# Start of Materials provided

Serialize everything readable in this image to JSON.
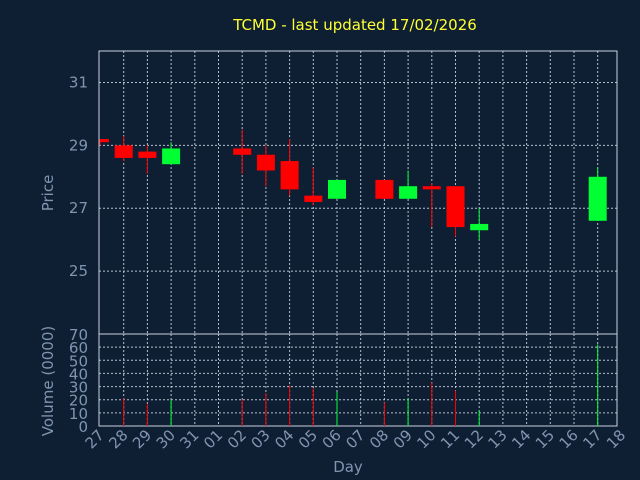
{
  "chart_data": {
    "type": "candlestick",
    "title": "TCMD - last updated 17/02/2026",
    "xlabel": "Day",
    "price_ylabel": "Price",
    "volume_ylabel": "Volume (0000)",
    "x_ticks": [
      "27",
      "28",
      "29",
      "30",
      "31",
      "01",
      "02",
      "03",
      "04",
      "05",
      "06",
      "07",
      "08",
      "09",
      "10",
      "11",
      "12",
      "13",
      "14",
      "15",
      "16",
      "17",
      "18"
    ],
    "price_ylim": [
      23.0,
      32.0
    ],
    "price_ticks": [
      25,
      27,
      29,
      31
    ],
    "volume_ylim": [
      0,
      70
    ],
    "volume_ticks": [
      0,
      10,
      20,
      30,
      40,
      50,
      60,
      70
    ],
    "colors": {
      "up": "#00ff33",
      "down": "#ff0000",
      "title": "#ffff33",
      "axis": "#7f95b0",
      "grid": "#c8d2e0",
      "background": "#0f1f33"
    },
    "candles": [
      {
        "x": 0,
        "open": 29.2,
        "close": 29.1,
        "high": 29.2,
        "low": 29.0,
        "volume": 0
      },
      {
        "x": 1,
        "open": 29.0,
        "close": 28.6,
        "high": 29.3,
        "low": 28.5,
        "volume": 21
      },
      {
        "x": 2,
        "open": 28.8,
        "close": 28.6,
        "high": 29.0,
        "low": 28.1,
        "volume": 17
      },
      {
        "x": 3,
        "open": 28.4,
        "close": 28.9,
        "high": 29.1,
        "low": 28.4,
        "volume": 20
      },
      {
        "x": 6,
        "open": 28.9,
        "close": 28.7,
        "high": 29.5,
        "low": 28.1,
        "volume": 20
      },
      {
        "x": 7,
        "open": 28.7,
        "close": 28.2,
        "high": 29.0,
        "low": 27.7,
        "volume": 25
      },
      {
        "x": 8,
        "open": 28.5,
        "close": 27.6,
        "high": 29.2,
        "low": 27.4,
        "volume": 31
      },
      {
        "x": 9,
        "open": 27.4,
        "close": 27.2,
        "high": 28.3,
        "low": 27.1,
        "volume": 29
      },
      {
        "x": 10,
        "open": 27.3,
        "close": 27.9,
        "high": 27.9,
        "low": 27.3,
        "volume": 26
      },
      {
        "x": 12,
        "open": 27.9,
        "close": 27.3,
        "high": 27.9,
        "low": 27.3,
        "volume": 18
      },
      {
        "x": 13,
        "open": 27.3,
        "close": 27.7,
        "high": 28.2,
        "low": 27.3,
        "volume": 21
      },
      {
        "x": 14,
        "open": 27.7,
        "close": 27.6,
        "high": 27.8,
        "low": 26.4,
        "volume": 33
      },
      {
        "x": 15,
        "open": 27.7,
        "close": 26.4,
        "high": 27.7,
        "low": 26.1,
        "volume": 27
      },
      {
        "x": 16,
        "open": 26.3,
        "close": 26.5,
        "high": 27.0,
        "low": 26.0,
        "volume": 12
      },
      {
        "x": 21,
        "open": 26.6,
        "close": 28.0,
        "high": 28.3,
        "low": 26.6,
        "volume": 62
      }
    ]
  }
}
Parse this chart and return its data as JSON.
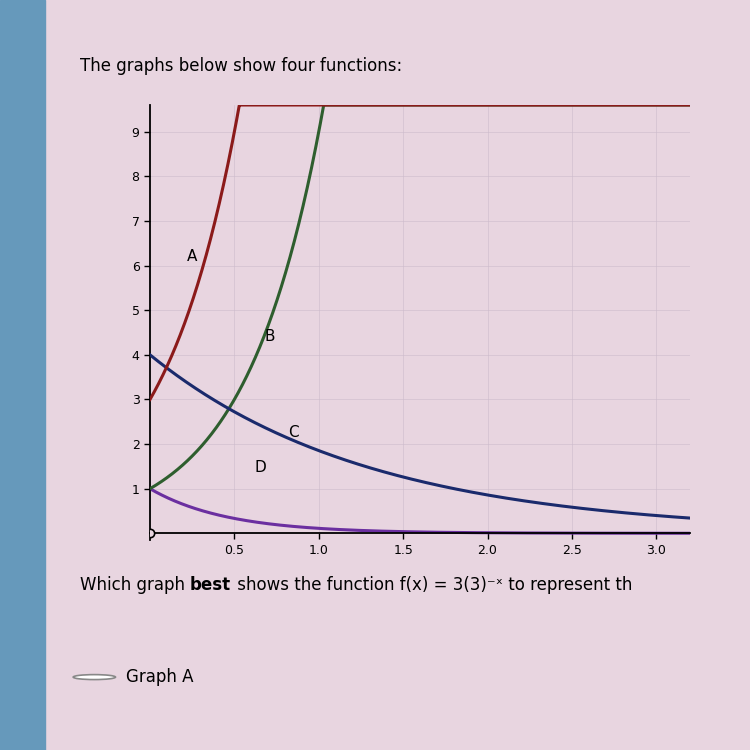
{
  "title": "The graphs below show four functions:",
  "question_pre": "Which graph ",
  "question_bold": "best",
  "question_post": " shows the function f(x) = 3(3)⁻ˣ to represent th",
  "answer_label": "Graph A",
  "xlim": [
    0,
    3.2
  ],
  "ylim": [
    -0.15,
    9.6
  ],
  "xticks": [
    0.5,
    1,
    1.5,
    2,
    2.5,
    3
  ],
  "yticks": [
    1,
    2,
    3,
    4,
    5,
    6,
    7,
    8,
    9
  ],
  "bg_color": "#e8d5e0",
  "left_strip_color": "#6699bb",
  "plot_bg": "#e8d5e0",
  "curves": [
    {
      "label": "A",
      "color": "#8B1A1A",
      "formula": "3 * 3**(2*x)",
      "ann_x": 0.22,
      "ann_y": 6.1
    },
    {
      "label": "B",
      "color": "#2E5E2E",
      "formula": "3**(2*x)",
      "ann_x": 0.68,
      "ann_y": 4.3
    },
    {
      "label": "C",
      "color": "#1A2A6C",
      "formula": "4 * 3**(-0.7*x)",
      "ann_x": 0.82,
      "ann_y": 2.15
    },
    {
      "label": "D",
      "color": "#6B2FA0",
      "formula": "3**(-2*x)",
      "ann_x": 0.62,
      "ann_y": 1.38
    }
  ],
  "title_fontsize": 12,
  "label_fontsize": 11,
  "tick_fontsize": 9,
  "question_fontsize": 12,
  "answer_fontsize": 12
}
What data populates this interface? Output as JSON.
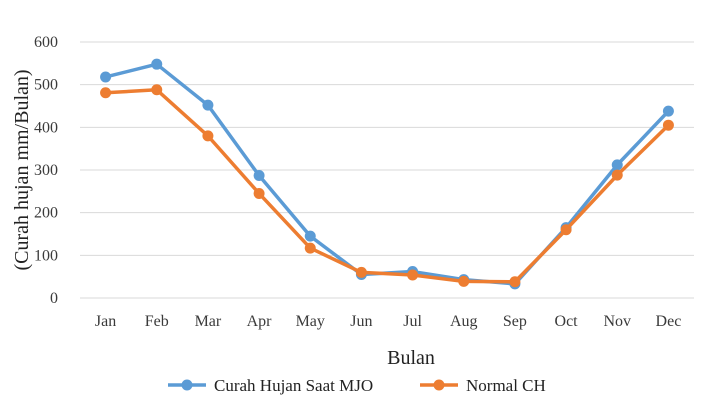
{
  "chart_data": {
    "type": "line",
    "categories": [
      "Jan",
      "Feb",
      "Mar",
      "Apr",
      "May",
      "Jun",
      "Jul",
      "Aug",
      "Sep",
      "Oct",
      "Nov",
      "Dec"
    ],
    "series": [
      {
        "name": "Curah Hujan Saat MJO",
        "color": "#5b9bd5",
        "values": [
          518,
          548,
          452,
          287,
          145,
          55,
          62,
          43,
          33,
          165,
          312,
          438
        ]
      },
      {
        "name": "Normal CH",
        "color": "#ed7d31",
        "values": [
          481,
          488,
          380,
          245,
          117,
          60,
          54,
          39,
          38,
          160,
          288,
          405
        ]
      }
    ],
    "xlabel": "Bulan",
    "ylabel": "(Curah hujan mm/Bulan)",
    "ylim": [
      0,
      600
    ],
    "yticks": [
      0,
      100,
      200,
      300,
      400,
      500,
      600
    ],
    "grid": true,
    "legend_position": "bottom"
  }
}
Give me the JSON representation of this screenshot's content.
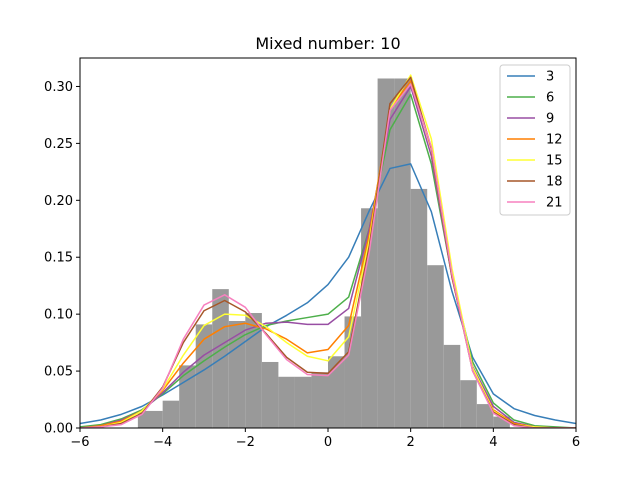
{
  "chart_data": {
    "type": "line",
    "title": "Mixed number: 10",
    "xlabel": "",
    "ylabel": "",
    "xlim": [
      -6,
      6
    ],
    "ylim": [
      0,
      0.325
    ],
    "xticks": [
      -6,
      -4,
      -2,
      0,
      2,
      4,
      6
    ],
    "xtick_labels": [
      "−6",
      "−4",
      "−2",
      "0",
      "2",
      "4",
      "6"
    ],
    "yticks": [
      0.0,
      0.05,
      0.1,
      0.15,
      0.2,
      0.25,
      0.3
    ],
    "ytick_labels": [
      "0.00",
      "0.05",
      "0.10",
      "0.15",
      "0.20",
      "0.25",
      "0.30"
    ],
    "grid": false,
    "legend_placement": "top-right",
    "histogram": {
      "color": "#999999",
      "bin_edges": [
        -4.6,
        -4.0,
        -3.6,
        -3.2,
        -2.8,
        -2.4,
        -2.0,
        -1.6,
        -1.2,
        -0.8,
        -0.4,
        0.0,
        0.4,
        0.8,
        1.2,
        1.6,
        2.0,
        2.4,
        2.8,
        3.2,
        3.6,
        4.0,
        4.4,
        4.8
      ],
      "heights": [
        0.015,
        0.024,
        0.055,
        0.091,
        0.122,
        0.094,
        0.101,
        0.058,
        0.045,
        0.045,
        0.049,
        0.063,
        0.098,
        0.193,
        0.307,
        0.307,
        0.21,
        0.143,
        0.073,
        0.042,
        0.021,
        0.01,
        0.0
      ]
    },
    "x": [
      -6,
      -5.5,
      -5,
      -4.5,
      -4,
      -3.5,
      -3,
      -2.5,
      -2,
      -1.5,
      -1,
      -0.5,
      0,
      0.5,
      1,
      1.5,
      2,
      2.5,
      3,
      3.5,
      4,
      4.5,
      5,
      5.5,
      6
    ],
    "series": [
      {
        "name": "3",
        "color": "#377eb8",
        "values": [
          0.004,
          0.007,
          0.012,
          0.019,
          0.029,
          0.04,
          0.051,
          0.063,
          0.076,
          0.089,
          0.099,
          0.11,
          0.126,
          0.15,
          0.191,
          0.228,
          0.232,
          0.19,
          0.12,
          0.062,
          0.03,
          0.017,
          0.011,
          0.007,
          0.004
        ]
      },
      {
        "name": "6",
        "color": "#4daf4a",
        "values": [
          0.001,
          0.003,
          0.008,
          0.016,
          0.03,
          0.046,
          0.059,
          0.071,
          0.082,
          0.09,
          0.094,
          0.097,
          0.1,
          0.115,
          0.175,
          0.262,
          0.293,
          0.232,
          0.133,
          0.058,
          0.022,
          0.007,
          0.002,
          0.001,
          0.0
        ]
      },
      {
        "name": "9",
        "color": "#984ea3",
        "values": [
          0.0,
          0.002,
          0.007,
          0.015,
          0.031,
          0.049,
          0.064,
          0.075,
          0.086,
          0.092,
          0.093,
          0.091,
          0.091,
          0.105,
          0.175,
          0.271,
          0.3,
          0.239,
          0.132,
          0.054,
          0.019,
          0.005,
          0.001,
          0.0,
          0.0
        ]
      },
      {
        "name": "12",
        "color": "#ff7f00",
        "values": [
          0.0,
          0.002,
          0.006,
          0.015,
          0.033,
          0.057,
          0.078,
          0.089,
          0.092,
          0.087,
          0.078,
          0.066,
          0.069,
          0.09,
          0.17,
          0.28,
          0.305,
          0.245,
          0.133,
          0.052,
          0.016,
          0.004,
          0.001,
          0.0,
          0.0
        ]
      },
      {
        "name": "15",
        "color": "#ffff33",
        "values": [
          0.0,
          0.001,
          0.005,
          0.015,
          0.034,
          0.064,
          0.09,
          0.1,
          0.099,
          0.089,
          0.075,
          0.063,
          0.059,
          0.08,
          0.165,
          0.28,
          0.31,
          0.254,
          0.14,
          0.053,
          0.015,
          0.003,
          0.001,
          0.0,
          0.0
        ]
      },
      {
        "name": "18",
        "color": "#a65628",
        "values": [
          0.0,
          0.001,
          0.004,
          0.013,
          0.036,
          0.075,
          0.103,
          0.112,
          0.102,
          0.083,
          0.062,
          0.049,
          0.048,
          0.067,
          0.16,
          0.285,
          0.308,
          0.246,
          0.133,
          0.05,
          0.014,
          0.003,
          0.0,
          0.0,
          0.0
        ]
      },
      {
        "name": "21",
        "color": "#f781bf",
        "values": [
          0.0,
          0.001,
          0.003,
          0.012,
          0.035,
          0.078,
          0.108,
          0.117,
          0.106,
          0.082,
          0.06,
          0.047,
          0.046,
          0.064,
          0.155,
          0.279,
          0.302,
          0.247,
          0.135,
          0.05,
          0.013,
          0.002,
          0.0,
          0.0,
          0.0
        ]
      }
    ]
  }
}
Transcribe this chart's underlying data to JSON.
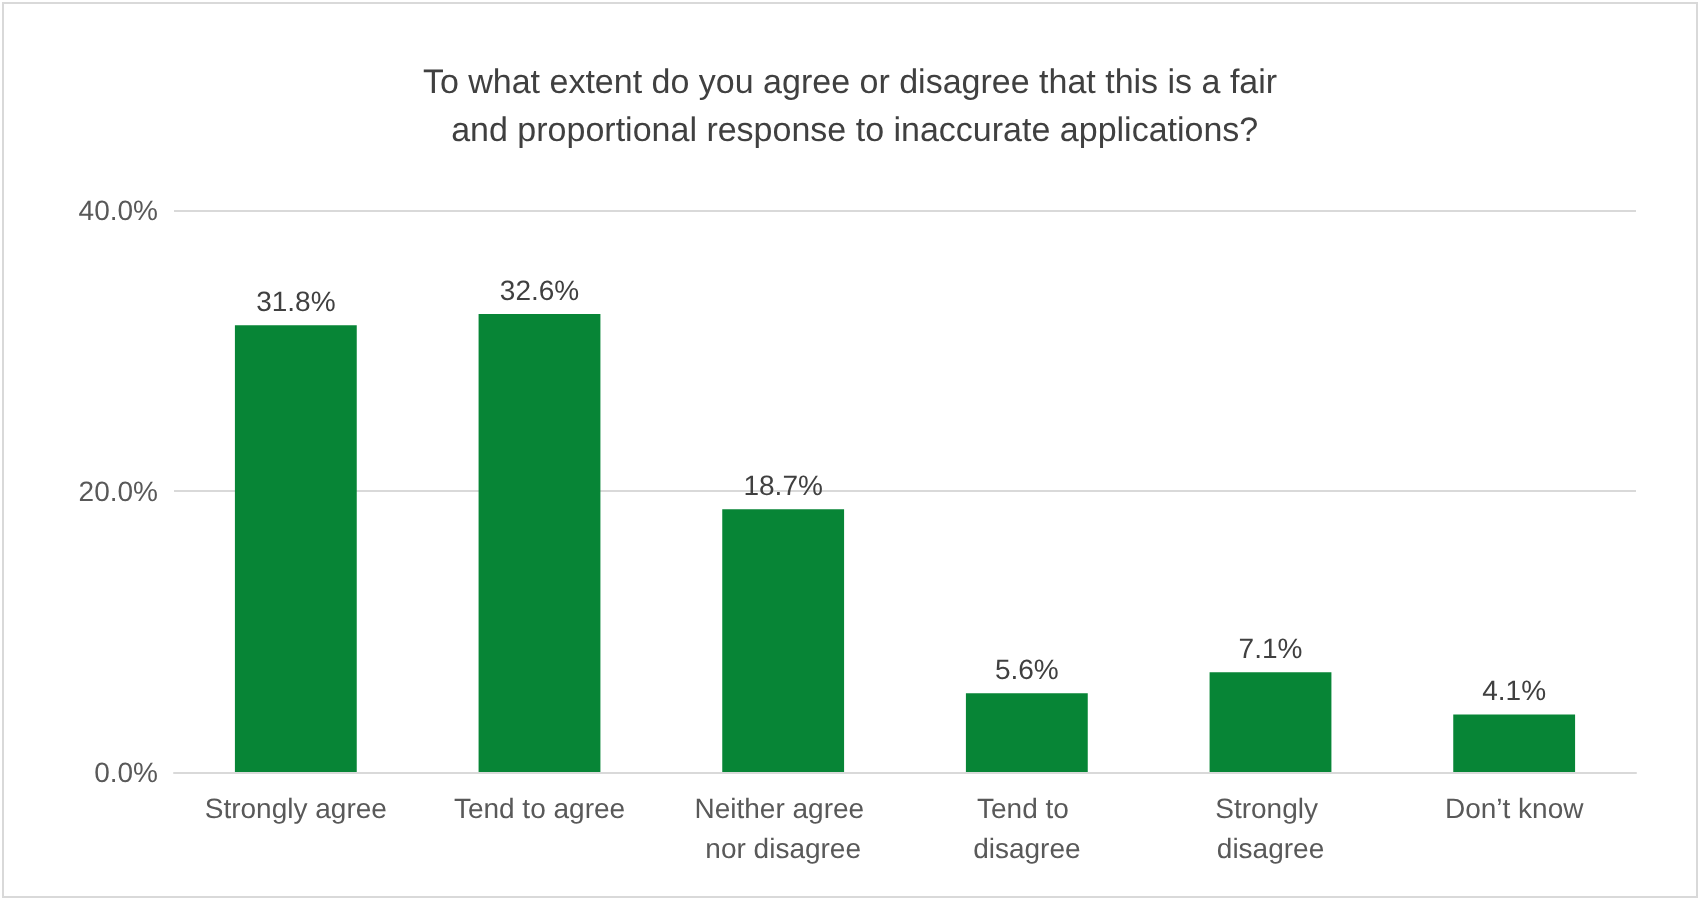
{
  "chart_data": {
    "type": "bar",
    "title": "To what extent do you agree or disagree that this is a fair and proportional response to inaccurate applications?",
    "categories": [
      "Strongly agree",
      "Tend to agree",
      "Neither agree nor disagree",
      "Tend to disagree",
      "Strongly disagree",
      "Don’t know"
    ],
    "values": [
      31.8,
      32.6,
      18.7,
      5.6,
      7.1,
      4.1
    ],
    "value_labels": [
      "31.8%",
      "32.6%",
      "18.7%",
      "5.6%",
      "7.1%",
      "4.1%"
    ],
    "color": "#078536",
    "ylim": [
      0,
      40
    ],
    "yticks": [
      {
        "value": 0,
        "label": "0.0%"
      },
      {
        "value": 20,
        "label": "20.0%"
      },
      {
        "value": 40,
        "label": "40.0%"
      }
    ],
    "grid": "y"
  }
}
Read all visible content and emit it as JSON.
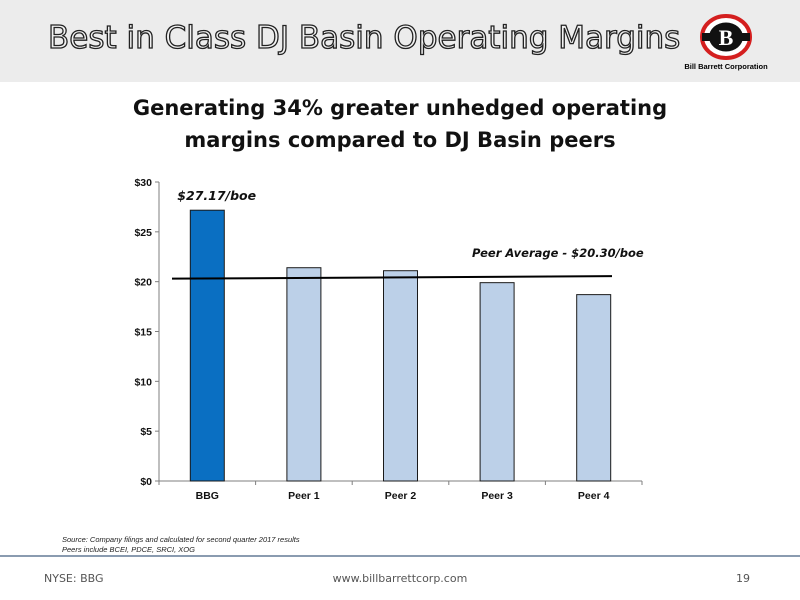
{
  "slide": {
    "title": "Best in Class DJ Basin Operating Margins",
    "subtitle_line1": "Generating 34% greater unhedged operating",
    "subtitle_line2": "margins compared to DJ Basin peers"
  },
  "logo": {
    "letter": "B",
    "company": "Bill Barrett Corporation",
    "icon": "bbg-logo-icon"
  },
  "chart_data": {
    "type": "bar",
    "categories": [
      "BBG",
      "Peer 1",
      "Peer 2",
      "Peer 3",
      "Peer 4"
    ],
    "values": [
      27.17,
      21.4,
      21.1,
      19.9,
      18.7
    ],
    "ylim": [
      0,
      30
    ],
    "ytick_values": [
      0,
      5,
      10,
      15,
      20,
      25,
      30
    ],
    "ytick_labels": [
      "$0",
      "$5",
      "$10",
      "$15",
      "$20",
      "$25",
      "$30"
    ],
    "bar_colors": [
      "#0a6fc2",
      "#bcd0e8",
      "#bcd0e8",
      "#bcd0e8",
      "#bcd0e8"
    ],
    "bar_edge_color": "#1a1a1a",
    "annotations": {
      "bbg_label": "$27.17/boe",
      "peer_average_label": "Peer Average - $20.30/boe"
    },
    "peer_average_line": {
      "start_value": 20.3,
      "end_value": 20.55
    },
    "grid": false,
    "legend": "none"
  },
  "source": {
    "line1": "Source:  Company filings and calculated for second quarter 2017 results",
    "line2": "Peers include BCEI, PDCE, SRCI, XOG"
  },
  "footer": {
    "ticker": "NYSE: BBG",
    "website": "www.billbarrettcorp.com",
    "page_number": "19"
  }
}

# End of Materials provided

◆ What is asked ◆
Leave the pictures out, and please copy only the lines from the one with "Read all visible content and emit it as JSON." through the end of the listing.

◆ Written solution ◆
Read all visible content and emit it as JSON.
{
  "slide": {
    "title": "Best in Class DJ Basin Operating Margins",
    "subtitle_line1": "Generating 34% greater unhedged operating",
    "subtitle_line2": "margins compared to DJ Basin peers"
  },
  "logo": {
    "letter": "B",
    "company": "Bill Barrett Corporation",
    "icon": "bbg-logo-icon"
  },
  "chart_data": {
    "type": "bar",
    "categories": [
      "BBG",
      "Peer 1",
      "Peer 2",
      "Peer 3",
      "Peer 4"
    ],
    "values": [
      27.17,
      21.4,
      21.1,
      19.9,
      18.7
    ],
    "ylim": [
      0,
      30
    ],
    "ytick_values": [
      0,
      5,
      10,
      15,
      20,
      25,
      30
    ],
    "ytick_labels": [
      "$0",
      "$5",
      "$10",
      "$15",
      "$20",
      "$25",
      "$30"
    ],
    "bar_colors": [
      "#0a6fc2",
      "#bcd0e8",
      "#bcd0e8",
      "#bcd0e8",
      "#bcd0e8"
    ],
    "bar_edge_color": "#1a1a1a",
    "annotations": {
      "bbg_label": "$27.17/boe",
      "peer_average_label": "Peer Average - $20.30/boe"
    },
    "peer_average_line": {
      "start_value": 20.3,
      "end_value": 20.55
    },
    "grid": false,
    "legend": "none"
  },
  "source": {
    "line1": "Source:  Company filings and calculated for second quarter 2017 results",
    "line2": "Peers include BCEI, PDCE, SRCI, XOG"
  },
  "footer": {
    "ticker": "NYSE: BBG",
    "website": "www.billbarrettcorp.com",
    "page_number": "19"
  }
}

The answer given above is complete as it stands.